------ Text passage ------

= Moro District, Riau Islands =

District in Karimun Regency, Riau Islands Province, Indonesia

Moro District is an administrative district (kecamatan) within Karimun Regency (kabupaten), part of the Riau Islands Province of Indonesia. It was one of the three original districts of the regency, and encompassed 86 islands in the east of the regency, of which the largest (from west to east) are Moro (or Sugibawah) Island, Sugi Besar Island and Citlim (or Combol) Island; however, in 2022 seven of the villages (desa) on Sugi Besar and Citlim islands were cut out of the district to form a new district of Sugie Besar. The district now comprises the two urban villages (kelurahan) of Moro and Moro Timur, plus three rural villages (desa).

------ Entries supplied ------

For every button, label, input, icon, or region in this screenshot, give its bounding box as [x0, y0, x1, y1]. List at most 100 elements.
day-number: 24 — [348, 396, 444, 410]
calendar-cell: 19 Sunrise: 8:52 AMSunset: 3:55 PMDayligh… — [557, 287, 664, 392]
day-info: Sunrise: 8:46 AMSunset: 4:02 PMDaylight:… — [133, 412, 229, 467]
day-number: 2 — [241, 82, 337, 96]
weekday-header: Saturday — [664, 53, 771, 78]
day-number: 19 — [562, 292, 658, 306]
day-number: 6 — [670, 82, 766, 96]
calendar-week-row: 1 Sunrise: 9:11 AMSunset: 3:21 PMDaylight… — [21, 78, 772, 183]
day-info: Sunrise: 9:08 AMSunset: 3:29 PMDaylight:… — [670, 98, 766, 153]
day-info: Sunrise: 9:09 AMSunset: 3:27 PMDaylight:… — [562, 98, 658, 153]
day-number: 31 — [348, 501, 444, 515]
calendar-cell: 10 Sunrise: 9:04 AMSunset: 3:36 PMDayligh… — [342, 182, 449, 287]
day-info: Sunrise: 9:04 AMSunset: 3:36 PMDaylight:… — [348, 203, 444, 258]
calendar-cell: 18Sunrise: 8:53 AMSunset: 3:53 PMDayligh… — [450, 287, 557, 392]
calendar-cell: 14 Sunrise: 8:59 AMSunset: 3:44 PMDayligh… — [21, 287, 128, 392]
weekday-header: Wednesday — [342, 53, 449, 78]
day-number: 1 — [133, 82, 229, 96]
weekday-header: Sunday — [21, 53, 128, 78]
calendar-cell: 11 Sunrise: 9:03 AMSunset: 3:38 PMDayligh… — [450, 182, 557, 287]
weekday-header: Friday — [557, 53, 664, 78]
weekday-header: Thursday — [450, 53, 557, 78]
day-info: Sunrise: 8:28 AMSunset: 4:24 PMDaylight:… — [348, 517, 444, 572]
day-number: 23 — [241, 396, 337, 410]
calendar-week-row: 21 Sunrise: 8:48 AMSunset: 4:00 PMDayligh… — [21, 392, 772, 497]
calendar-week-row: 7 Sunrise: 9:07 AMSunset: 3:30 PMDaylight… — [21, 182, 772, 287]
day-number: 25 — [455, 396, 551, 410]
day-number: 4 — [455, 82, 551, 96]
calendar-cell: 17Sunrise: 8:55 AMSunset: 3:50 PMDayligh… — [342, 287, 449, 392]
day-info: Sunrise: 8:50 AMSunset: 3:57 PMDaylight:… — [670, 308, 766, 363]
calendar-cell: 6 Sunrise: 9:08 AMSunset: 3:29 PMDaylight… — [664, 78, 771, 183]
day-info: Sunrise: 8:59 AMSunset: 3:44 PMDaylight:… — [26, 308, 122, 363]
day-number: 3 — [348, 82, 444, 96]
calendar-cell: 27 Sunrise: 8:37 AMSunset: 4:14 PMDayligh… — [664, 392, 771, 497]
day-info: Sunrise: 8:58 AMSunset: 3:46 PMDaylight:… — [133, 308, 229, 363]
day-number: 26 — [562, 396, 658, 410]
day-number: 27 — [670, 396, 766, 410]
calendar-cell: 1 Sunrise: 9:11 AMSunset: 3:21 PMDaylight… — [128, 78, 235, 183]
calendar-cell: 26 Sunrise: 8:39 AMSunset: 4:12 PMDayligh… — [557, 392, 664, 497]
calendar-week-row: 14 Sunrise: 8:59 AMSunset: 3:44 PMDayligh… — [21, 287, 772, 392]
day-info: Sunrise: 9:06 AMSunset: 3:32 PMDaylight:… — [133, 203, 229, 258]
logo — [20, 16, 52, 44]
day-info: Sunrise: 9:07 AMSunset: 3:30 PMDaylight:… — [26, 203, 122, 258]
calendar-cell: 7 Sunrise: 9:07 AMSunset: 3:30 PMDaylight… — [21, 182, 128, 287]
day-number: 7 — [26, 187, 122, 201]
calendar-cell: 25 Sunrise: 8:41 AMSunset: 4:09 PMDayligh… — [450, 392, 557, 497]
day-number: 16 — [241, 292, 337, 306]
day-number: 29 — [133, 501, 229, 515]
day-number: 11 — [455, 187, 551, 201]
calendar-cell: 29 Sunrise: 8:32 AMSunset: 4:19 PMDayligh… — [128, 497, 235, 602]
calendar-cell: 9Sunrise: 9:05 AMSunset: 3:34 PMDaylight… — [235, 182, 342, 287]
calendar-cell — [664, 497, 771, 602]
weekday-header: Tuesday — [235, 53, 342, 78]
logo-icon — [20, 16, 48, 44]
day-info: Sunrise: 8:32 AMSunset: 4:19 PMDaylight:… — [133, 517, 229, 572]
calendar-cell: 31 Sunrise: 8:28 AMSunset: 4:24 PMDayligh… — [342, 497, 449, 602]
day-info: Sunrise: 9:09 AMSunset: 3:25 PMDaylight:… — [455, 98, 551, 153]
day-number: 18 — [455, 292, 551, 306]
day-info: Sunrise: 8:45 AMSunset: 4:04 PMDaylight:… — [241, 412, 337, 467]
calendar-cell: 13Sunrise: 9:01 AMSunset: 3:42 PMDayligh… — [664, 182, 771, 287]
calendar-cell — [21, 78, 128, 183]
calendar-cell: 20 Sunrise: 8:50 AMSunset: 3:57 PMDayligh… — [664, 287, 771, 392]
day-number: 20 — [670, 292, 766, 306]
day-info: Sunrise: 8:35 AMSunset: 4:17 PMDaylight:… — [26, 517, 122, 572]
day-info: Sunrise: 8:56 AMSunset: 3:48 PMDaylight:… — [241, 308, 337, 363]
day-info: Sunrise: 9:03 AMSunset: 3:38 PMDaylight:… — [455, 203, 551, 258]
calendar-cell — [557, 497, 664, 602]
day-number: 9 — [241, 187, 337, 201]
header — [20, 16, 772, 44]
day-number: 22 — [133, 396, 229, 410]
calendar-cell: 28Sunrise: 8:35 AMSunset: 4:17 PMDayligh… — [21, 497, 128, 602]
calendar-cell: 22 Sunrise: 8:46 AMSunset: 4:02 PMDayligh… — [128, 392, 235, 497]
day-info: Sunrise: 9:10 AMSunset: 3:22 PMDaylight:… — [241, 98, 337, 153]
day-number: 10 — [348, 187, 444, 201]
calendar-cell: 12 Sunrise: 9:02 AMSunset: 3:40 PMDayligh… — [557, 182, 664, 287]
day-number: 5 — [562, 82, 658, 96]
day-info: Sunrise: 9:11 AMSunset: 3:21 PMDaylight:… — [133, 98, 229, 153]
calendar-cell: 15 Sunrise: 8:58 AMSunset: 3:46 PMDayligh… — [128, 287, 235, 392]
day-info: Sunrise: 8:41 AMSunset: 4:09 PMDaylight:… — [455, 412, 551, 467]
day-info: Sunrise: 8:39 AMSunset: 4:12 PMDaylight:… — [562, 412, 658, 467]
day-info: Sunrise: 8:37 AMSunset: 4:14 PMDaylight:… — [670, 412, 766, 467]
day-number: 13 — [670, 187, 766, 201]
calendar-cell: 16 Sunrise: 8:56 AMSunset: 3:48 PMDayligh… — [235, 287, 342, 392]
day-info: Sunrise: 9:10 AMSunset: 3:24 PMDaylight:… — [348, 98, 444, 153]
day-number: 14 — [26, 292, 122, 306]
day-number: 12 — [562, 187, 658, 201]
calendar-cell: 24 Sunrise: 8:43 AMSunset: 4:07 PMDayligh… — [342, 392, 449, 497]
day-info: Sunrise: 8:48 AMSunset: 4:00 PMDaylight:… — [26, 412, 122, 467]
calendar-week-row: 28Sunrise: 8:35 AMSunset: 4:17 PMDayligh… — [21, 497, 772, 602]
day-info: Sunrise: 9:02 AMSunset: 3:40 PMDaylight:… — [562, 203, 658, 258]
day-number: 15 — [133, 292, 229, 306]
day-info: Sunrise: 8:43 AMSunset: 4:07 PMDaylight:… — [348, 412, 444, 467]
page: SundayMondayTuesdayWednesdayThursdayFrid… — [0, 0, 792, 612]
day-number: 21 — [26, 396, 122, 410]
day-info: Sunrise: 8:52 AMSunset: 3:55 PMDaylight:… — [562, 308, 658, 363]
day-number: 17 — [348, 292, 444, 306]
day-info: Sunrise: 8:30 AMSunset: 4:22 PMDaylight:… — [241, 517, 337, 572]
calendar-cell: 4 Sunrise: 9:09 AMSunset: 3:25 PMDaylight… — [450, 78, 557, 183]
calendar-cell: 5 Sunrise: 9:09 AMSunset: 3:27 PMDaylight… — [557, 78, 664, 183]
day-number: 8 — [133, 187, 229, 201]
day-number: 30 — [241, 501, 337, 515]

------

> **Requirement 1**
According to the passage on Moro District, which two urban villages does the district now comprise?
> **Requirement 2**
Using the Moro District passage, explain why the district is smaller today than when Karimun Regency was first divided into districts.
> **Requirement 3**
Carry the Moro District passage forward from its last sentence.

> **Written answer 1**
Moro and Moro Timur.

> **Written answer 2**
Moro was one of the regency's three original districts and covered 86 islands in the east of the regency. In 2022, seven villages on Sugi Besar and Citlim islands were removed from it to form the new district of Sugie Besar.

> **Written answer 3**
| Kode Wilayah | Name of Kelurahan or desa | Area in km^{2} | Pop'n Estimate mid 2023 |
|---|---|---|---|
| 21.02.01.1003 | Moro | 7.52 | 3,981 |
| 21.02.01.1010 | Moro Timur (East Moro) | 5.41 | 3,233 |
| 21.02.01.2014 | Pulau Moro (Moro Island) | 12.45 | 917 |
| 21.02.01.2004 | Pauh | 10.56 | 1,298 |
| 21.02.01.2009 | Jang | 14.22 | 2,002 |
| Sub-totals | Moro District | 50.16 | 11,431 |
| 21.02.14.2001 | Sugie | 49.14 | 1,611 |
| 21.02.14.2003 | Keban | 6.79 | 1,289 |
| 21.02.14.2007 | Selat Mie | 35.22 | 1,490 |
| 21.02.14.2005 | Tanjung Pelanduk | 39.00 | 789 |
| 21.02.14.2002 | Niur Permai | 21.70 | 1,181 |
| 21.02.14.2004 | Rawa Jaya | 7.00 | 919 |
| 21.02.14.2006 | Buluh Patah | 16.22 | 938 |
| Sub-totals | Sugie Besar District | 175.07 | 7,967 |

Of the villages on Moro District, Moro, East Moro, Moro Island and Pauh are situated on Moro Island, while Jang is situated on Durian Island to the south. Of the 7 villages in Sugie Besar District, Sugi, Keban, Niur Permai and Rawa Jaya are situated on Sugi Besar Island, while Selat Mie, Tanjung Pelanduk and Buluh Patah are situated on Citlim Island.